◆ **YOUR OBJECTIVE**: Check every line below for the word "изменения" and copy the ones that have it.

--------------------------------

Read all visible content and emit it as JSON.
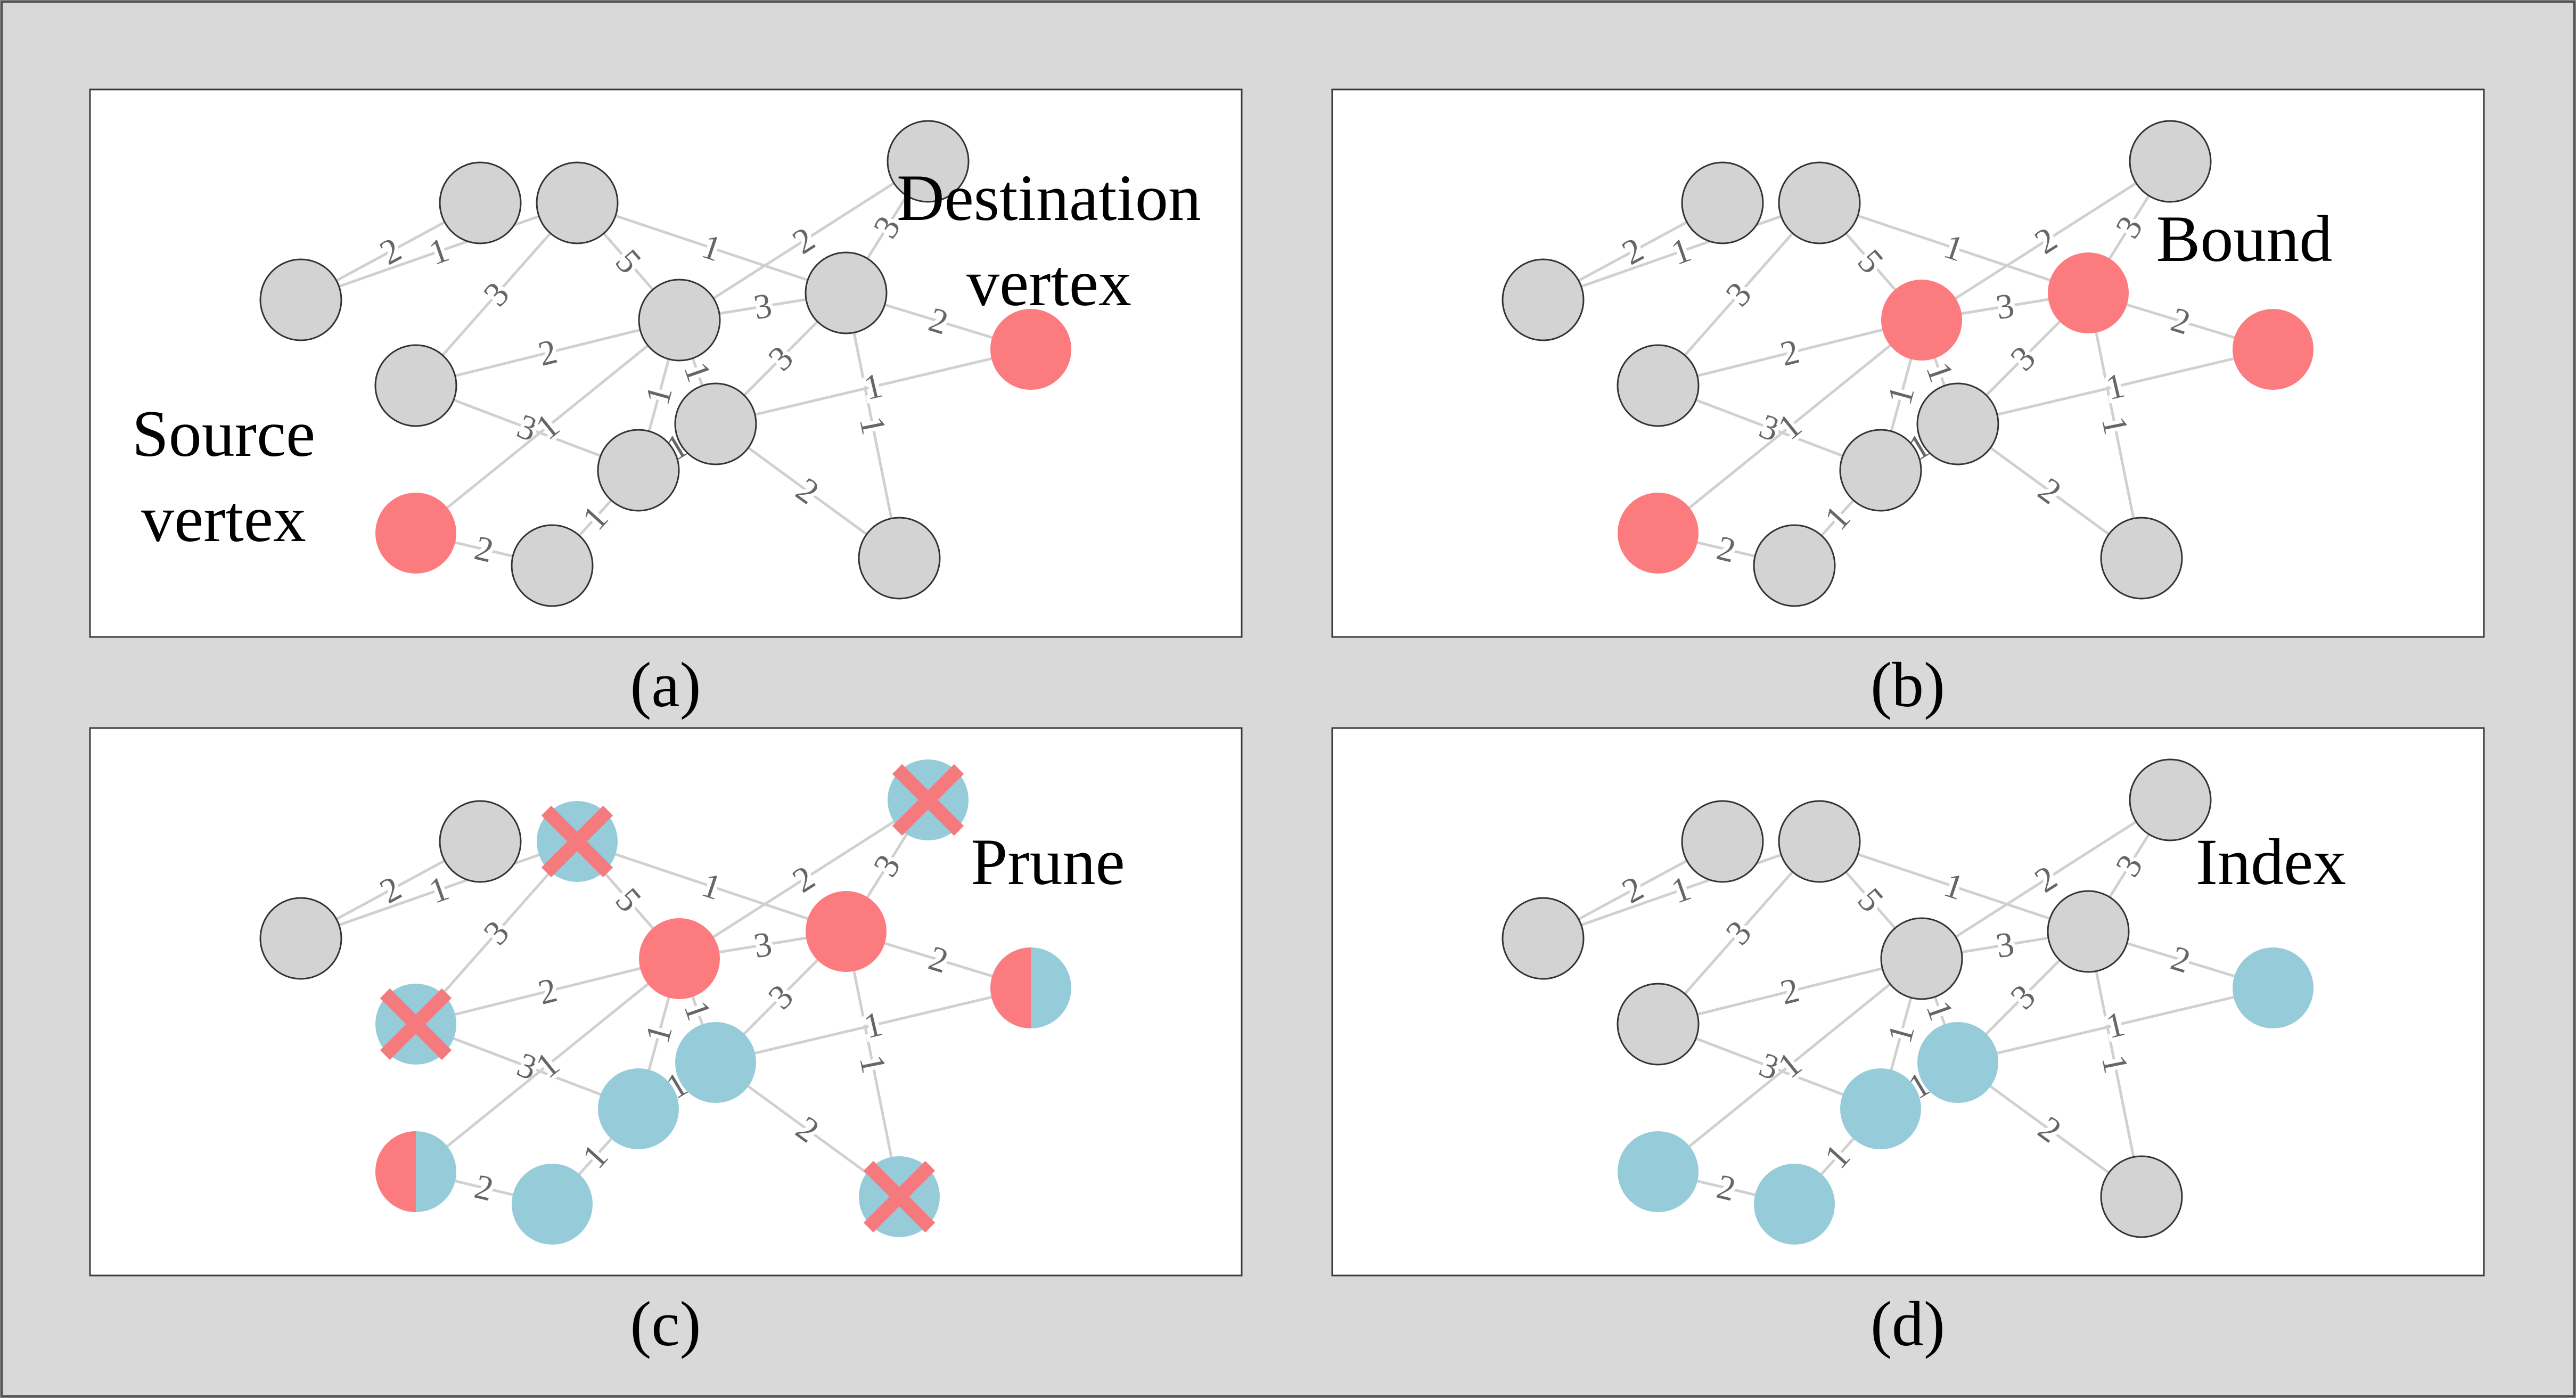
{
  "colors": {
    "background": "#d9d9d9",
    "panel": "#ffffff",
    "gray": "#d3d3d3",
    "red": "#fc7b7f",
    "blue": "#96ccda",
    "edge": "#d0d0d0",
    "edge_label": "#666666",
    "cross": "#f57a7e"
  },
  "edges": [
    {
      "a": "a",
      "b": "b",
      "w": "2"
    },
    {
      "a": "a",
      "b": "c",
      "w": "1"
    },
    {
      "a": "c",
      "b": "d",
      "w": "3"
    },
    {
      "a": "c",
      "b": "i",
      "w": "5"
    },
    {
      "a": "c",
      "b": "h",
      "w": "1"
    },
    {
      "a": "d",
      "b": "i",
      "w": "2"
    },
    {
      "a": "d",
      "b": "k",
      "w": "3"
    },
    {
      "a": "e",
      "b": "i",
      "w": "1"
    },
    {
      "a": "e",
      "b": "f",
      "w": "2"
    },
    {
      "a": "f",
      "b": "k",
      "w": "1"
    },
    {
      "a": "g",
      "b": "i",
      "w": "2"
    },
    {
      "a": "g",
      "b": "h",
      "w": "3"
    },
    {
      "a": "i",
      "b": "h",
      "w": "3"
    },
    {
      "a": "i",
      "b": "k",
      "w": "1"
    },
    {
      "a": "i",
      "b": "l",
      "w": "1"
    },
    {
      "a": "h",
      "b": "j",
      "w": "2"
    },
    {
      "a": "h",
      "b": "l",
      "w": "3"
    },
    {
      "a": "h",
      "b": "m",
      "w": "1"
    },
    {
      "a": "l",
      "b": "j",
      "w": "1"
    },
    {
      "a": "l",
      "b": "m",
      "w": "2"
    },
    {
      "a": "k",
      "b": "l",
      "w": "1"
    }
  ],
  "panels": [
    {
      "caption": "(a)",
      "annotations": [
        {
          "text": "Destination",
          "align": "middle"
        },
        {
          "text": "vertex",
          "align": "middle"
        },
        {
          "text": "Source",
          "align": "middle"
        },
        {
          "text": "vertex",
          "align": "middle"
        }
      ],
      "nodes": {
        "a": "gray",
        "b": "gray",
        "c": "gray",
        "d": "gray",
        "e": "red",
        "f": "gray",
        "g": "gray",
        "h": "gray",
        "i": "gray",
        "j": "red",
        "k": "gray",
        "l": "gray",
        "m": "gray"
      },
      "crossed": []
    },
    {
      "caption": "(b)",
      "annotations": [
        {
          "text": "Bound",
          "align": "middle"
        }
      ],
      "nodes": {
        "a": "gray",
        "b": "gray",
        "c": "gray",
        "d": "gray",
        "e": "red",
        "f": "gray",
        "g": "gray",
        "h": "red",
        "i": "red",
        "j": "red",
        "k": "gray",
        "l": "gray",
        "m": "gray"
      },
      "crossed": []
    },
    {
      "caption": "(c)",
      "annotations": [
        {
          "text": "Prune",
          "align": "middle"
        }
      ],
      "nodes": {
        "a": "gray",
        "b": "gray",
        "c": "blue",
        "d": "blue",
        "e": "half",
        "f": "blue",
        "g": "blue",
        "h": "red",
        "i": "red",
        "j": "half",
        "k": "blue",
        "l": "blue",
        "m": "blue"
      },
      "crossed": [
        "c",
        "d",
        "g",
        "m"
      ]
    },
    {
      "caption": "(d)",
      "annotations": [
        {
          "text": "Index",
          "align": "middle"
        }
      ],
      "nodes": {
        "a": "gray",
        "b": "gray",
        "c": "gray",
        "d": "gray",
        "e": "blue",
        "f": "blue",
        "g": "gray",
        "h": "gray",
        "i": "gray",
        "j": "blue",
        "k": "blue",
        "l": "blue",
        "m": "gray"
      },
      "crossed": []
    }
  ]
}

--------------------------------

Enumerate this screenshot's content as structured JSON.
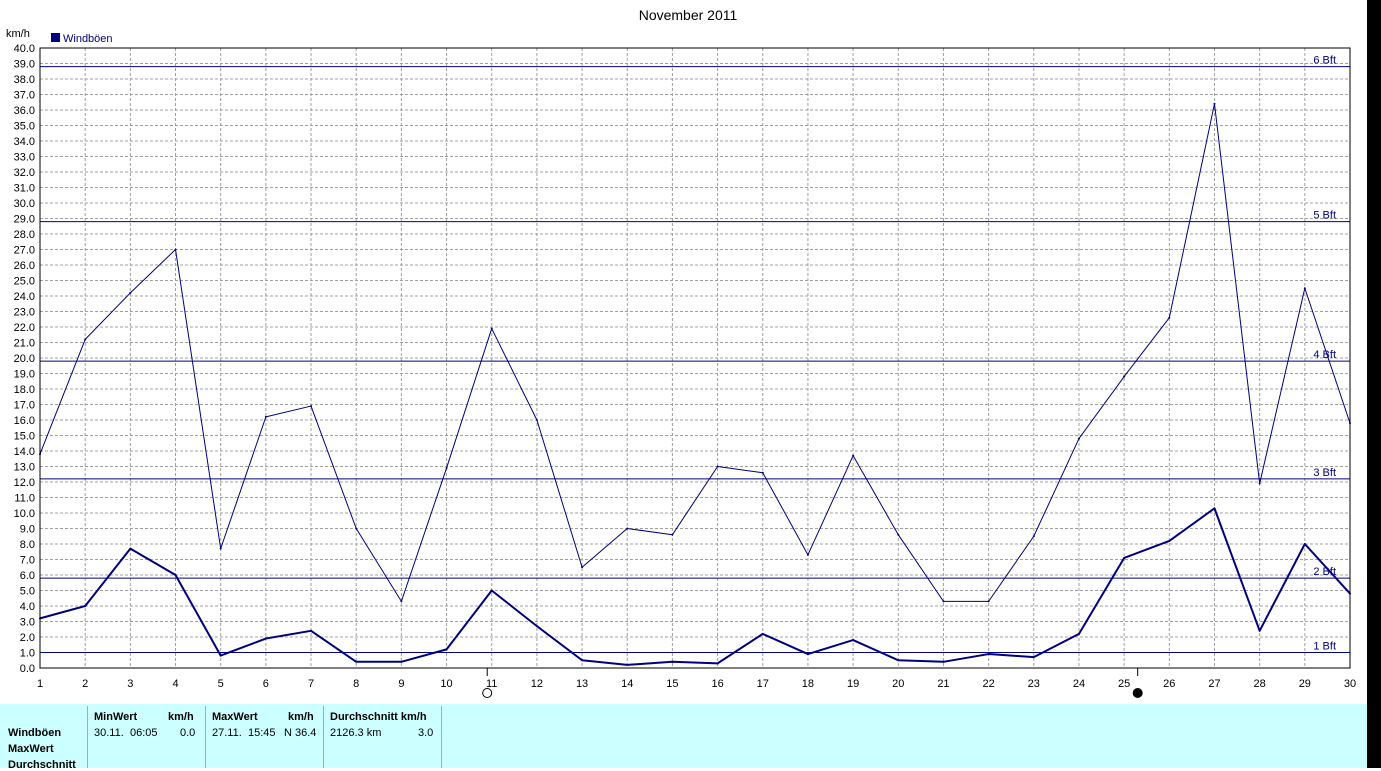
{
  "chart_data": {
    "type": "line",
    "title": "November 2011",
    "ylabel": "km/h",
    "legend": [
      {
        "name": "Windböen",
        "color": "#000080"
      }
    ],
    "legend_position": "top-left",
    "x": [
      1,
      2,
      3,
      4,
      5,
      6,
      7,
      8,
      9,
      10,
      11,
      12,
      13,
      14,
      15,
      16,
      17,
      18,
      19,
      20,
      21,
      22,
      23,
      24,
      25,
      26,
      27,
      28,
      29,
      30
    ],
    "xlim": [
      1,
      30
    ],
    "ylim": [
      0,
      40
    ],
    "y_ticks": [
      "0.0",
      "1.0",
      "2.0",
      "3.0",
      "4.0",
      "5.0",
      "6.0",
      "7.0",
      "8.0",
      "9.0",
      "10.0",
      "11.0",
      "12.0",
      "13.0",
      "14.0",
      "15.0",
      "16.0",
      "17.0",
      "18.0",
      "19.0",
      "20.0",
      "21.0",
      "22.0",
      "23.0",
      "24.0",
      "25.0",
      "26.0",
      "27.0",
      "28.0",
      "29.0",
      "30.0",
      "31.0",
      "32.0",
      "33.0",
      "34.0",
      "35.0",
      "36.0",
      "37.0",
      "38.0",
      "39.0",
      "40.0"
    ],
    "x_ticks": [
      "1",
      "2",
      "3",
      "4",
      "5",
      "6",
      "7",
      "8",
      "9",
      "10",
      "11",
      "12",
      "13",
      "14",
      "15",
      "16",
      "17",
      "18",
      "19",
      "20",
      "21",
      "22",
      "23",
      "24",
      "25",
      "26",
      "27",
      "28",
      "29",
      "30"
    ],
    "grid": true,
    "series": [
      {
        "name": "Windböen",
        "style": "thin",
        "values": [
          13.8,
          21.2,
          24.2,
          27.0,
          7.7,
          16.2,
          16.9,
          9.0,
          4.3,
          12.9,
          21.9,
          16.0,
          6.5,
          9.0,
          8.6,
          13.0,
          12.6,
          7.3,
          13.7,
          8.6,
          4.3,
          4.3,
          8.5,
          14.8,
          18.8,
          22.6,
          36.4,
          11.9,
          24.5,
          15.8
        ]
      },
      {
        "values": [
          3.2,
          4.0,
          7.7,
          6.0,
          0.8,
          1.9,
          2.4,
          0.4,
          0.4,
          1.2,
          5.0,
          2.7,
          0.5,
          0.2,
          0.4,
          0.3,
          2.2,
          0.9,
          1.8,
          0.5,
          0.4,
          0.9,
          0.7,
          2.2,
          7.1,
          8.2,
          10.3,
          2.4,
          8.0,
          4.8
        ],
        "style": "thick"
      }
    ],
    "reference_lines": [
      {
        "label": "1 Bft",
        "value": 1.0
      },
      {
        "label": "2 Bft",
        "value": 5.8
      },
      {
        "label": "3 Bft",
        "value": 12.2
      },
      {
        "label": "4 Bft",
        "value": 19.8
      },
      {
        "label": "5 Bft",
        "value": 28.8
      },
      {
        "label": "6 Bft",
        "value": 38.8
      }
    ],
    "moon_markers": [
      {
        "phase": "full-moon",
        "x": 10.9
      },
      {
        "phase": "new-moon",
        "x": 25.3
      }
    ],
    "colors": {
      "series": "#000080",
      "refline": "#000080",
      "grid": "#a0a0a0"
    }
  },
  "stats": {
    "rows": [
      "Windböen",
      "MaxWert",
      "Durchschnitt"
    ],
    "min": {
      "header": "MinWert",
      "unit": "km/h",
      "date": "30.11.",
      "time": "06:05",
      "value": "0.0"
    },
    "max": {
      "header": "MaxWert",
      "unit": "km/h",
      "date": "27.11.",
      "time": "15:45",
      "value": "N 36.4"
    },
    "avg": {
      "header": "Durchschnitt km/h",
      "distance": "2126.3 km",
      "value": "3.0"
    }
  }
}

--------------------------------

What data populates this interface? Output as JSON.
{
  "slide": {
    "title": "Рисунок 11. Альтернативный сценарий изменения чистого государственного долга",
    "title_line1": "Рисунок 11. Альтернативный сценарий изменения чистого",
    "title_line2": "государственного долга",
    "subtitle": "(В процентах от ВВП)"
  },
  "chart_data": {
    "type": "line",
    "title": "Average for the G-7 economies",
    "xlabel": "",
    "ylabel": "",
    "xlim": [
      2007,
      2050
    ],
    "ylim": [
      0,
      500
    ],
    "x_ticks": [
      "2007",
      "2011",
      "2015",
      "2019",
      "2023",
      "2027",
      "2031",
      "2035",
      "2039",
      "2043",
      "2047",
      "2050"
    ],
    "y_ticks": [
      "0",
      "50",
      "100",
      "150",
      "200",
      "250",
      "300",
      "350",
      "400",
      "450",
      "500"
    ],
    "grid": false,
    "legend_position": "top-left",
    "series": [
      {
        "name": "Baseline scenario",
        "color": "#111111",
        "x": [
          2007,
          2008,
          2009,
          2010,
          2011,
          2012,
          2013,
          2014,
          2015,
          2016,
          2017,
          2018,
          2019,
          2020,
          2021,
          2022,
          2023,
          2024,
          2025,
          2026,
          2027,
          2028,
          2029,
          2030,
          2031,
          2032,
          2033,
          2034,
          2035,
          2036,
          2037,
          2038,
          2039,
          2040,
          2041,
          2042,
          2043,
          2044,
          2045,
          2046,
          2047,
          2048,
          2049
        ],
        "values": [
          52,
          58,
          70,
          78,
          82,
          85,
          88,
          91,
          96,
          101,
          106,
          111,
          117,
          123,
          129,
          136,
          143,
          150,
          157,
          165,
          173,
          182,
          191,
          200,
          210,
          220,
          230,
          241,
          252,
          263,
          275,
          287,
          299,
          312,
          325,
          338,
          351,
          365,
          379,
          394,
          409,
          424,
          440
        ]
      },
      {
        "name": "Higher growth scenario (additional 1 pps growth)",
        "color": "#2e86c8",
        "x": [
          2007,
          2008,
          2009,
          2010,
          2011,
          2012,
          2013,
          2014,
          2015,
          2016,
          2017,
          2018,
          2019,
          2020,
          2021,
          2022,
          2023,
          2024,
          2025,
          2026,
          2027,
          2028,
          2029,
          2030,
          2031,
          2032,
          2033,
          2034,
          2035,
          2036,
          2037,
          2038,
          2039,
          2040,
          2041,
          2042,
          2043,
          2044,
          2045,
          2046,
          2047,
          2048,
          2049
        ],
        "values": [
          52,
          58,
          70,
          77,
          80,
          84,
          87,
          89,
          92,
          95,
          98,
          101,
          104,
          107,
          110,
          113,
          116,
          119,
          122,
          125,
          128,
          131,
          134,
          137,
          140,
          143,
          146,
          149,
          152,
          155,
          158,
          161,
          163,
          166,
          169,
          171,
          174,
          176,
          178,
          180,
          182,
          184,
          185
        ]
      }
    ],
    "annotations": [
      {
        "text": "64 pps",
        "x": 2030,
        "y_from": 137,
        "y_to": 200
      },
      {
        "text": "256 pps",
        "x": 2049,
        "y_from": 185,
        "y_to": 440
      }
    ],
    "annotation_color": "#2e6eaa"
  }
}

--------------------------------

◆ **CORRECT RESPONSE**:
    "title": "Рисунок 11. Альтернативный сценарий изменения чистого государственного долга",
    "title_line1": "Рисунок 11. Альтернативный сценарий изменения чистого",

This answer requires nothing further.